◆ Direction
In the records below, find the line containing "Extract the structured", then extract that line and all subsequent lines exactly, leaving out everything else.

◆ Data for the task
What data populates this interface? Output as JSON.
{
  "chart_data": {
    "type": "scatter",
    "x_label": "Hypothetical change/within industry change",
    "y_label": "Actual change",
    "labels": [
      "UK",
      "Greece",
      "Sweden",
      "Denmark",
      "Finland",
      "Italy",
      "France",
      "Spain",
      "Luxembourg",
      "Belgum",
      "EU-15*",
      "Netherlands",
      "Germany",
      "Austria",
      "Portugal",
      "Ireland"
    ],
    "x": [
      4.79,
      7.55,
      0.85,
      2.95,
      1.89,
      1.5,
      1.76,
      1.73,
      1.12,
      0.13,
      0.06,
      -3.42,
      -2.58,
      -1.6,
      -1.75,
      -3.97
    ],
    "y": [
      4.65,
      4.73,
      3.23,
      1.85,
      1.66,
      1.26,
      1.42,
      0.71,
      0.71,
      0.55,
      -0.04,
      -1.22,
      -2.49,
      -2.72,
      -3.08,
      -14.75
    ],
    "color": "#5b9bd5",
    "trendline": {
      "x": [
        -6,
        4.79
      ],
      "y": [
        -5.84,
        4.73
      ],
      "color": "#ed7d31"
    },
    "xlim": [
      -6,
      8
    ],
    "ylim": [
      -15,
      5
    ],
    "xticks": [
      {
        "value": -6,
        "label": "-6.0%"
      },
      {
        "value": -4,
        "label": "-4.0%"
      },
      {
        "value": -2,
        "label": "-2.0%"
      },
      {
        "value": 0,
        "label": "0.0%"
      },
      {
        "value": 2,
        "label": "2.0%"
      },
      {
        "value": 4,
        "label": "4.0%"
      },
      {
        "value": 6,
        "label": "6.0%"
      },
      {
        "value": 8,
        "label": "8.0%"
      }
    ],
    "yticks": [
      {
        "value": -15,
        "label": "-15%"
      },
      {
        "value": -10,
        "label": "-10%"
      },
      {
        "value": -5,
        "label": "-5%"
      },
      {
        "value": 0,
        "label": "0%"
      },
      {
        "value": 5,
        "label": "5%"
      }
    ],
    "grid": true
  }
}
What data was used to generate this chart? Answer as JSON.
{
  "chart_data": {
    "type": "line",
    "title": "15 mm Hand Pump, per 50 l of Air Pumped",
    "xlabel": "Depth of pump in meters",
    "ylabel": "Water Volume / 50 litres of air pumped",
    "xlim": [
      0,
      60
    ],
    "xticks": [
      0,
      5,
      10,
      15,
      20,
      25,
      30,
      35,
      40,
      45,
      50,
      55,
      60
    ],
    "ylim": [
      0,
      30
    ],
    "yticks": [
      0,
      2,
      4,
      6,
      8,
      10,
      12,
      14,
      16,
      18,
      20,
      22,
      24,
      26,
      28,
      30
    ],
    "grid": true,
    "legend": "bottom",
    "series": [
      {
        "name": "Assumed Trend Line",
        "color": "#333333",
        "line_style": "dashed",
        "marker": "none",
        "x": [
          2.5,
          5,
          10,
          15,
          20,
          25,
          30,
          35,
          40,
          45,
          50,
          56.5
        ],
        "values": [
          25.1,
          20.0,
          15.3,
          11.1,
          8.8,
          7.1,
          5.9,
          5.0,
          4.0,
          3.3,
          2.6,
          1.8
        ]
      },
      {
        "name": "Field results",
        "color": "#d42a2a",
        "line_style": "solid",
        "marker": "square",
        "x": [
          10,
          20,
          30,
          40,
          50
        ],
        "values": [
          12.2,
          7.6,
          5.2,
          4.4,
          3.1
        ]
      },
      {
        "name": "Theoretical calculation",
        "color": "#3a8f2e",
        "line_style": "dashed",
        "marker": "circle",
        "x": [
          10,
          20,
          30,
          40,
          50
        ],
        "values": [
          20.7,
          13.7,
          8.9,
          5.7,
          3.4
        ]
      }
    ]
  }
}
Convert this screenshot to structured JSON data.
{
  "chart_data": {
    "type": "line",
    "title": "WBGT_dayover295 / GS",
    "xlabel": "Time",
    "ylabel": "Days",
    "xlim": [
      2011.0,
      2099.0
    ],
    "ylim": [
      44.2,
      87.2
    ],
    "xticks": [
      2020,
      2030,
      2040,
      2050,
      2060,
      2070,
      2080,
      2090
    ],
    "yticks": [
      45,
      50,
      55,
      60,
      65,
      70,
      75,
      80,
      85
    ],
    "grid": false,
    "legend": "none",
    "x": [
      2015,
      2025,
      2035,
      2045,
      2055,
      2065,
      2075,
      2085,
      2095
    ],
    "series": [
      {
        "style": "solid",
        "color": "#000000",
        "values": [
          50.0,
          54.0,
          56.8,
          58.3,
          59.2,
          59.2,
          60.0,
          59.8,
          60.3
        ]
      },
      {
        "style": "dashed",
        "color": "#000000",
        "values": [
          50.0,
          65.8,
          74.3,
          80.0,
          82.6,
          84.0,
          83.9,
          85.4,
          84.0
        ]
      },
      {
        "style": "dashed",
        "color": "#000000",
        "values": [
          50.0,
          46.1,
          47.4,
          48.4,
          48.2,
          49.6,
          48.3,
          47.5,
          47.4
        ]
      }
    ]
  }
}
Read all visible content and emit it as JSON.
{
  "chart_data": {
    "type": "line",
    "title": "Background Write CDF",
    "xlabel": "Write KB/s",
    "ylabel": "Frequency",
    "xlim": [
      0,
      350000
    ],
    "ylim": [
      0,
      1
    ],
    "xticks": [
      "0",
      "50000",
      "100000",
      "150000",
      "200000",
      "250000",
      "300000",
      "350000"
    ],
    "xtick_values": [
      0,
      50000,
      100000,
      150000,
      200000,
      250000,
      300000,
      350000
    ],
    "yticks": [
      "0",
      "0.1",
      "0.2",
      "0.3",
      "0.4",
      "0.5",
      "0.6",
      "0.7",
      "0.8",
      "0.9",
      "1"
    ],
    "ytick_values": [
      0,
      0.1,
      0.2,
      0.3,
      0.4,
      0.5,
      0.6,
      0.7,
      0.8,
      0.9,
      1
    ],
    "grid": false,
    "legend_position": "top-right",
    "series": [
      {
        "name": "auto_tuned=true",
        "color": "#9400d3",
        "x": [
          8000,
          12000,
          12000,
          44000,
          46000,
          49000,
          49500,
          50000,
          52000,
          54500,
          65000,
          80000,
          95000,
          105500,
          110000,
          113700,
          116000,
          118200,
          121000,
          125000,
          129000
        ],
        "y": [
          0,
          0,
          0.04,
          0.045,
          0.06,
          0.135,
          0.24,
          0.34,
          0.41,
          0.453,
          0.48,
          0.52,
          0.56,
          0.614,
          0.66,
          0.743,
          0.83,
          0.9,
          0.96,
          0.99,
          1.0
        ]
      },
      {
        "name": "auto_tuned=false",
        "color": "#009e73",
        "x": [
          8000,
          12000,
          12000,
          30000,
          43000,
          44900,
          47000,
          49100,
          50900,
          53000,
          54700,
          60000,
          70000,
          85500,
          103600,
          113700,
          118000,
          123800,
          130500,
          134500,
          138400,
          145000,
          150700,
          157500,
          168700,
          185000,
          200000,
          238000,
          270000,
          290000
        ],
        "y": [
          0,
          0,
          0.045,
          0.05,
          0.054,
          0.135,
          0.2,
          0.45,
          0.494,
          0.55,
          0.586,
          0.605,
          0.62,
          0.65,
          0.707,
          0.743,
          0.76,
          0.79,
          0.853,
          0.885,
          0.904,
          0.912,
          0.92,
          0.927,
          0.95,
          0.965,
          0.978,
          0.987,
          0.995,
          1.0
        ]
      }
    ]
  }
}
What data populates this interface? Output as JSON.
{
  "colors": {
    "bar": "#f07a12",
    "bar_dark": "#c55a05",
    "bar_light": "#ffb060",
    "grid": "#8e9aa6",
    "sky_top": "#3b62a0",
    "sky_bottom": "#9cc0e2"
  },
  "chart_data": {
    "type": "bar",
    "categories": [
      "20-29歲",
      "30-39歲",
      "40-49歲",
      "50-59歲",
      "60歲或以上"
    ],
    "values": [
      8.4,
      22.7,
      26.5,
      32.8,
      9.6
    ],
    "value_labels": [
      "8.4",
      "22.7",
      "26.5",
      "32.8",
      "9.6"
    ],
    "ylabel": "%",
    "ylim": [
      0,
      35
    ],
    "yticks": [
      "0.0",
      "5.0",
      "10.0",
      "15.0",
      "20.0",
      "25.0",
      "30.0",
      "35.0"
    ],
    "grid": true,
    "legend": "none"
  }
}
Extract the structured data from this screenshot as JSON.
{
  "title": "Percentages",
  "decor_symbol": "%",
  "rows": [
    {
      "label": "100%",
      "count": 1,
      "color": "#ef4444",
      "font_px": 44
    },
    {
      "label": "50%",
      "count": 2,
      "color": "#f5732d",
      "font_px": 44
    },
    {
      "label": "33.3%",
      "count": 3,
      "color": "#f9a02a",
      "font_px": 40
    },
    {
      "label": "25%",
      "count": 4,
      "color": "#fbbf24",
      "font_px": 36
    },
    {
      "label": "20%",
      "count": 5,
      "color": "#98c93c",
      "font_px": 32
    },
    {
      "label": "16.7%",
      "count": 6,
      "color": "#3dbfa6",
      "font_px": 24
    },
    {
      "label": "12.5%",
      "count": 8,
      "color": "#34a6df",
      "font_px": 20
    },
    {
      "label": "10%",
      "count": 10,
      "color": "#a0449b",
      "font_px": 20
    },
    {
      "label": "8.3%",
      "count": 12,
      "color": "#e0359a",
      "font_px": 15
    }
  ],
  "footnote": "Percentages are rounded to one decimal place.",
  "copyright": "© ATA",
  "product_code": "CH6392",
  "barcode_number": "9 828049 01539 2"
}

◆ Answer in full
Extract the structured data from this screenshot as JSON.
{
  "title": "Percentages",
  "decor_symbol": "%",
  "rows": [
    {
      "label": "100%",
      "count": 1,
      "color": "#ef4444",
      "font_px": 44
    },
    {
      "label": "50%",
      "count": 2,
      "color": "#f5732d",
      "font_px": 44
    },
    {
      "label": "33.3%",
      "count": 3,
      "color": "#f9a02a",
      "font_px": 40
    },
    {
      "label": "25%",
      "count": 4,
      "color": "#fbbf24",
      "font_px": 36
    },
    {
      "label": "20%",
      "count": 5,
      "color": "#98c93c",
      "font_px": 32
    },
    {
      "label": "16.7%",
      "count": 6,
      "color": "#3dbfa6",
      "font_px": 24
    },
    {
      "label": "12.5%",
      "count": 8,
      "color": "#34a6df",
      "font_px": 20
    },
    {
      "label": "10%",
      "count": 10,
      "color": "#a0449b",
      "font_px": 20
    },
    {
      "label": "8.3%",
      "count": 12,
      "color": "#e0359a",
      "font_px": 15
    }
  ],
  "footnote": "Percentages are rounded to one decimal place.",
  "copyright": "© ATA",
  "product_code": "CH6392",
  "barcode_number": "9 828049 01539 2"
}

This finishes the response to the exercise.